>>>>

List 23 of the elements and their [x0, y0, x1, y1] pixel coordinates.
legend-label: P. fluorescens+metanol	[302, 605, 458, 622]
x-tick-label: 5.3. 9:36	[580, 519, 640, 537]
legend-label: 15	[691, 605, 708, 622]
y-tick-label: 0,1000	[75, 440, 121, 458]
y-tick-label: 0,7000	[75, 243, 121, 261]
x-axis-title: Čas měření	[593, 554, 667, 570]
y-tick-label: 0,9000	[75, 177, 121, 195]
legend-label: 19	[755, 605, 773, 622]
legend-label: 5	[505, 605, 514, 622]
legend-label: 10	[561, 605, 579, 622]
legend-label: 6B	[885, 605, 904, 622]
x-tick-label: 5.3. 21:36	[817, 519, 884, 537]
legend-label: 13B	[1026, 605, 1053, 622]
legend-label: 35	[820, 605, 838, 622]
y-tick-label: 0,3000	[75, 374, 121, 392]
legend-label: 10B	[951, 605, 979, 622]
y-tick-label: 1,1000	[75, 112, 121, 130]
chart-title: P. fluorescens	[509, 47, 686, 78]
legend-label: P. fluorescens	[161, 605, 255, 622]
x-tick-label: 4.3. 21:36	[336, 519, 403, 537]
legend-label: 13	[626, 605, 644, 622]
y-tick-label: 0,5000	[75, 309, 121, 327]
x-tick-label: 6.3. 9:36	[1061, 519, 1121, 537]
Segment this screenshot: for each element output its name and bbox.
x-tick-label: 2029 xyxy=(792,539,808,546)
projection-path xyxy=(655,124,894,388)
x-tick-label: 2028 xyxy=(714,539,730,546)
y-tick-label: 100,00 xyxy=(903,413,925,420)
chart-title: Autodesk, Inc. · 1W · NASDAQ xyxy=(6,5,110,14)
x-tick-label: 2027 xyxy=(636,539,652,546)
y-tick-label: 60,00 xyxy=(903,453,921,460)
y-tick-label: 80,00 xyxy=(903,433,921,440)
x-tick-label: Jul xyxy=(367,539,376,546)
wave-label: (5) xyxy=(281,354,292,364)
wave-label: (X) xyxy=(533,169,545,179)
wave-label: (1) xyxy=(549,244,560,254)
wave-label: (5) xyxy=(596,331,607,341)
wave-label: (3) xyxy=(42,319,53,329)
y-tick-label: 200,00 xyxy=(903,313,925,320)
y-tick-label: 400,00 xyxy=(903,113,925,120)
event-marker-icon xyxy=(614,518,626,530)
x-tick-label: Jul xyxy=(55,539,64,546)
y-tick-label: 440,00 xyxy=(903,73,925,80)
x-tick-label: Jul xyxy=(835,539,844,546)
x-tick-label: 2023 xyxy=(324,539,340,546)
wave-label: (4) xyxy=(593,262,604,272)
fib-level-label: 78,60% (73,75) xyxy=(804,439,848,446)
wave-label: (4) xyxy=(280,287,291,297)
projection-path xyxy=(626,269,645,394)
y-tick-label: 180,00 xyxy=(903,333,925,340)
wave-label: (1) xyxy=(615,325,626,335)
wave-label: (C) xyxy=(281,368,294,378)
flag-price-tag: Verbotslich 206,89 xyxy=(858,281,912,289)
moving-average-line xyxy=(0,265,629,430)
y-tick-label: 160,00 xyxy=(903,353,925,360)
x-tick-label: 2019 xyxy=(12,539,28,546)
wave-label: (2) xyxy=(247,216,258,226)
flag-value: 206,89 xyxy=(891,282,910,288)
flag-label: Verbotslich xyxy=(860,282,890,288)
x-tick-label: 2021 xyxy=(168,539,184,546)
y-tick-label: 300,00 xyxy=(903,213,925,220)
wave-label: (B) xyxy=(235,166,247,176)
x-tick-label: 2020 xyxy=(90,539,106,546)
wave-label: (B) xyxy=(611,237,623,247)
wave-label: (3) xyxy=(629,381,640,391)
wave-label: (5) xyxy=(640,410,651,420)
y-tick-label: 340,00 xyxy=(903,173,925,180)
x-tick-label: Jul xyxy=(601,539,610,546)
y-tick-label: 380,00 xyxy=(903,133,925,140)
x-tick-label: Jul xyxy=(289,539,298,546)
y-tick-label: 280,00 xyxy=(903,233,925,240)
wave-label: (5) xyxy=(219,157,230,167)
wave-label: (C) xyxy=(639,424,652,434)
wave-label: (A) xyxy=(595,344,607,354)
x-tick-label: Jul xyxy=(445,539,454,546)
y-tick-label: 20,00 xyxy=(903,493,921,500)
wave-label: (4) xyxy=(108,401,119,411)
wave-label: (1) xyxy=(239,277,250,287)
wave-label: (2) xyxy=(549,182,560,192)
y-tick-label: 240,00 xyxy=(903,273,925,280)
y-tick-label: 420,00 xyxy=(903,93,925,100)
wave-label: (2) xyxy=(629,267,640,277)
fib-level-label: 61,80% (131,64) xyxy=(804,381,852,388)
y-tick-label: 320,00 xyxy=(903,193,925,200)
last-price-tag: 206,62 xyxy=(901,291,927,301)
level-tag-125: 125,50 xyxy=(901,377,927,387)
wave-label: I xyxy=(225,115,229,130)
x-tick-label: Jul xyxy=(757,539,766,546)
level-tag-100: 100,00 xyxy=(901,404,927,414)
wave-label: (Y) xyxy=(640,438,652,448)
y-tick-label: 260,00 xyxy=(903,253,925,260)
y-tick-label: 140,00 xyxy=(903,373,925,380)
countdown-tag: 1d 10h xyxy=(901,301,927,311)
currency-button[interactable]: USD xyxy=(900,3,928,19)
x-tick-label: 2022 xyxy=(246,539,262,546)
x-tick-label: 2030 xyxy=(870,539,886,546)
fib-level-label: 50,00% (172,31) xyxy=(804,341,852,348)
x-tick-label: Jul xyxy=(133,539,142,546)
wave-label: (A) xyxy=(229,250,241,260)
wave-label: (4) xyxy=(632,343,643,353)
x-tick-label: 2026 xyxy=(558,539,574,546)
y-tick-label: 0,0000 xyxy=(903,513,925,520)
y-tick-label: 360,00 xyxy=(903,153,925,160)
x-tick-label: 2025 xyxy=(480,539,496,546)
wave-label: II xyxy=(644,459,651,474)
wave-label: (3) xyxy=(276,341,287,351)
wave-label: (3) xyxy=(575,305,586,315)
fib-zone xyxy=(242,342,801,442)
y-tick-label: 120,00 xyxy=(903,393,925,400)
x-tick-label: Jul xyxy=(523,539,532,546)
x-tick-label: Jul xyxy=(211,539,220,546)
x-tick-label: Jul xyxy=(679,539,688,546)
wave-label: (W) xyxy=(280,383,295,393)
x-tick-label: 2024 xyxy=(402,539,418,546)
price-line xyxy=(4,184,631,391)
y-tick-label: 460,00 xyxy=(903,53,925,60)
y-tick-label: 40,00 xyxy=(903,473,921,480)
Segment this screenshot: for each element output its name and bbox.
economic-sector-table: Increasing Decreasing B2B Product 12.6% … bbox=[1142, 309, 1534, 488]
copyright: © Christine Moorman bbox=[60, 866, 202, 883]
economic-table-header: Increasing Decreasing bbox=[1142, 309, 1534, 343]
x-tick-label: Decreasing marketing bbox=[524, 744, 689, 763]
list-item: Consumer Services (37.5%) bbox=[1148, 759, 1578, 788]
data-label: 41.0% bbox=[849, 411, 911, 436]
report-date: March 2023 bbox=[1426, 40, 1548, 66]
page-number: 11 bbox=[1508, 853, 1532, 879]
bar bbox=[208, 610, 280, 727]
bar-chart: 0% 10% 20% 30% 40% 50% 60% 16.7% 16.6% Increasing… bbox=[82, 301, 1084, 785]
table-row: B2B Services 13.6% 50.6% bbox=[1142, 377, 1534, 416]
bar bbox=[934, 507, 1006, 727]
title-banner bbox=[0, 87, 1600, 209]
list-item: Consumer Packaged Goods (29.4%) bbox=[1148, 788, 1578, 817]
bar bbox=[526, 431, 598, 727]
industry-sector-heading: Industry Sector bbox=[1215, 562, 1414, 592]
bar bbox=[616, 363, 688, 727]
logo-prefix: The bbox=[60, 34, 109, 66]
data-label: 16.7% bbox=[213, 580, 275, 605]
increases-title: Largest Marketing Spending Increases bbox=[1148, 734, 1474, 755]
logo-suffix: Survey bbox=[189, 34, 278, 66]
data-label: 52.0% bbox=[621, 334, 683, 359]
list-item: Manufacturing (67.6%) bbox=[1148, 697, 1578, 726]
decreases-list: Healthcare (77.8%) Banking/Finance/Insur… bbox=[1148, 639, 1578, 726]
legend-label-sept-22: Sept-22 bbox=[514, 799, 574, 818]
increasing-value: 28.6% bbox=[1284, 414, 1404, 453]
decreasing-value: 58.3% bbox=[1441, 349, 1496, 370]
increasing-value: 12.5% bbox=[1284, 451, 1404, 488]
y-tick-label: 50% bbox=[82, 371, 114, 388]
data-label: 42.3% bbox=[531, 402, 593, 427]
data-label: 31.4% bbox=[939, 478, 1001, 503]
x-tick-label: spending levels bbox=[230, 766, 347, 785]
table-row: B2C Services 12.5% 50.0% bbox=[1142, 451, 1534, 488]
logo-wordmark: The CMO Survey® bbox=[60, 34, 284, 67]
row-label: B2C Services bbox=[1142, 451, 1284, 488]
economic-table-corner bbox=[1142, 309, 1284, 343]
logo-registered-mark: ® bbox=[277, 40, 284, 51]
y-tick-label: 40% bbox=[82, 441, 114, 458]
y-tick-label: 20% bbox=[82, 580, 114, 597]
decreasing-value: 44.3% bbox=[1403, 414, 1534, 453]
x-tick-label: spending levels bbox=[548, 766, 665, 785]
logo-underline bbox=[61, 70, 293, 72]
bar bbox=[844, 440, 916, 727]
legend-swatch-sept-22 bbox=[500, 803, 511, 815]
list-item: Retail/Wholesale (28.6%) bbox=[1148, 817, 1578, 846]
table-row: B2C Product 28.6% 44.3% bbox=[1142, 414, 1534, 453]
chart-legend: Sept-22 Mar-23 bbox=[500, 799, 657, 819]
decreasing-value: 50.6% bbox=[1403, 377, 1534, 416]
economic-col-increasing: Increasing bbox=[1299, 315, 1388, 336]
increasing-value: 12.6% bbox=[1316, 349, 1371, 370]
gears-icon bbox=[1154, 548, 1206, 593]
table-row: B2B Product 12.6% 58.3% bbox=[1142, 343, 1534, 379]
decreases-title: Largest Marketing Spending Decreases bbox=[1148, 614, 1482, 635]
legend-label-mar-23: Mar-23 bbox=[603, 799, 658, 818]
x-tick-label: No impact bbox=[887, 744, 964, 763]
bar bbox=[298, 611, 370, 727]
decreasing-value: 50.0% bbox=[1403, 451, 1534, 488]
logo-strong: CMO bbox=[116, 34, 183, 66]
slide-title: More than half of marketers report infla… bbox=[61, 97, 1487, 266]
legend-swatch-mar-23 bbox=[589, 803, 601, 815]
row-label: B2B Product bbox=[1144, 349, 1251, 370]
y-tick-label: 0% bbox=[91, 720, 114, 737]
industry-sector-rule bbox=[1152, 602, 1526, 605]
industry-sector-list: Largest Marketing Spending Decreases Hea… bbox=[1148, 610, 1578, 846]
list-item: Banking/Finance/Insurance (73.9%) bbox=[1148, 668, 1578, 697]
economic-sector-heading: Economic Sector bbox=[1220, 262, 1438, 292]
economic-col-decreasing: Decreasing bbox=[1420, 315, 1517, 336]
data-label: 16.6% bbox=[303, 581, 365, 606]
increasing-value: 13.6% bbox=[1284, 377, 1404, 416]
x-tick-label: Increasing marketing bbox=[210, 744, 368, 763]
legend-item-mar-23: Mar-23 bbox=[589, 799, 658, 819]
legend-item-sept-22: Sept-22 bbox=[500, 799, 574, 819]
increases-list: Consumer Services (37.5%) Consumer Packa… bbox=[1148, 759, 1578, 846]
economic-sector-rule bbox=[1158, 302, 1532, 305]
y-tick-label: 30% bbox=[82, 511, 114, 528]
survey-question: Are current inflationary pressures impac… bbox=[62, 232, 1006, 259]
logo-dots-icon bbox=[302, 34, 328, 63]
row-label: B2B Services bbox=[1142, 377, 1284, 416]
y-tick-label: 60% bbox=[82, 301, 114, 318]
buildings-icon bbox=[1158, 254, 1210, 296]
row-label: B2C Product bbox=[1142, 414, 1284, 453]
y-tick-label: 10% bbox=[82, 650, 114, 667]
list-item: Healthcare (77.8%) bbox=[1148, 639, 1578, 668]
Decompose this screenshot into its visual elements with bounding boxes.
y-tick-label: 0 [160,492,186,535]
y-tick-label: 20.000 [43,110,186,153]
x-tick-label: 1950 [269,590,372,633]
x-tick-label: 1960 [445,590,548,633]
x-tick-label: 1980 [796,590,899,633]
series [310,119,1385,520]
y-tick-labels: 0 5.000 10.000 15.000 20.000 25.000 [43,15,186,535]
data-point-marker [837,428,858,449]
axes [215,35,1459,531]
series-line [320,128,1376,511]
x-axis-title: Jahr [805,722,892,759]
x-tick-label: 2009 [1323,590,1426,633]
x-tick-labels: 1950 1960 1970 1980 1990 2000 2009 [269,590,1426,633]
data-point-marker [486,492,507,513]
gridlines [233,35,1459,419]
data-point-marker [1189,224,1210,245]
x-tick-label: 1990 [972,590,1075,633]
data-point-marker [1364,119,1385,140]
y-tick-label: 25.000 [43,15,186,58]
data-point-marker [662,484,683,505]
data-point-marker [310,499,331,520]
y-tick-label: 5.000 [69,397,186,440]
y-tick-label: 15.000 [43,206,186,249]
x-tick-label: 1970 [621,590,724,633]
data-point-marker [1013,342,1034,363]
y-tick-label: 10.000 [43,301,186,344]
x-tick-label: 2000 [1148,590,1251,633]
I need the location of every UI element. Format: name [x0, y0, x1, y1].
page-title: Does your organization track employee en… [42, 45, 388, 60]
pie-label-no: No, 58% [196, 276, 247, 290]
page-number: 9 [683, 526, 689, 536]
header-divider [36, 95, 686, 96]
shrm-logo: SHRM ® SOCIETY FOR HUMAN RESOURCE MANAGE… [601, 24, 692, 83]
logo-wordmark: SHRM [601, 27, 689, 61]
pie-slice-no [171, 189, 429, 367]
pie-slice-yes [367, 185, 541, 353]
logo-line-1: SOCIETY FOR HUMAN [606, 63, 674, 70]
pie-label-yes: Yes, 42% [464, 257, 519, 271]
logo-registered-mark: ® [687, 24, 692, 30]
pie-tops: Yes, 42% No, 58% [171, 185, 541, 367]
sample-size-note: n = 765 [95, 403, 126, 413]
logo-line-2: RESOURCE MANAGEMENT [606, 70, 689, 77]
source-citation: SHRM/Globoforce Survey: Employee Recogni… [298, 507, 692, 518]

<<<<

▶ _Goal_:
Take the stretch from the start of the records through the line containing "projection-path xyxy=(655,124,894,388)", swap each occurrence of "legend-label" for "series-label", and write out only those lines again with nothing else altered.

▶ _Completed task_:
List 23 of the elements and their [x0, y0, x1, y1] pixel coordinates.
series-label: P. fluorescens+metanol	[302, 605, 458, 622]
x-tick-label: 5.3. 9:36	[580, 519, 640, 537]
series-label: 15	[691, 605, 708, 622]
y-tick-label: 0,1000	[75, 440, 121, 458]
y-tick-label: 0,7000	[75, 243, 121, 261]
x-axis-title: Čas měření	[593, 554, 667, 570]
y-tick-label: 0,9000	[75, 177, 121, 195]
series-label: 19	[755, 605, 773, 622]
series-label: 5	[505, 605, 514, 622]
series-label: 10	[561, 605, 579, 622]
series-label: 6B	[885, 605, 904, 622]
x-tick-label: 5.3. 21:36	[817, 519, 884, 537]
series-label: 13B	[1026, 605, 1053, 622]
series-label: 35	[820, 605, 838, 622]
y-tick-label: 0,3000	[75, 374, 121, 392]
series-label: 10B	[951, 605, 979, 622]
y-tick-label: 1,1000	[75, 112, 121, 130]
chart-title: P. fluorescens	[509, 47, 686, 78]
series-label: P. fluorescens	[161, 605, 255, 622]
x-tick-label: 4.3. 21:36	[336, 519, 403, 537]
series-label: 13	[626, 605, 644, 622]
y-tick-label: 0,5000	[75, 309, 121, 327]
x-tick-label: 6.3. 9:36	[1061, 519, 1121, 537]
Segment this screenshot: for each element output its name and bbox.
x-tick-label: 2029 xyxy=(792,539,808,546)
projection-path xyxy=(655,124,894,388)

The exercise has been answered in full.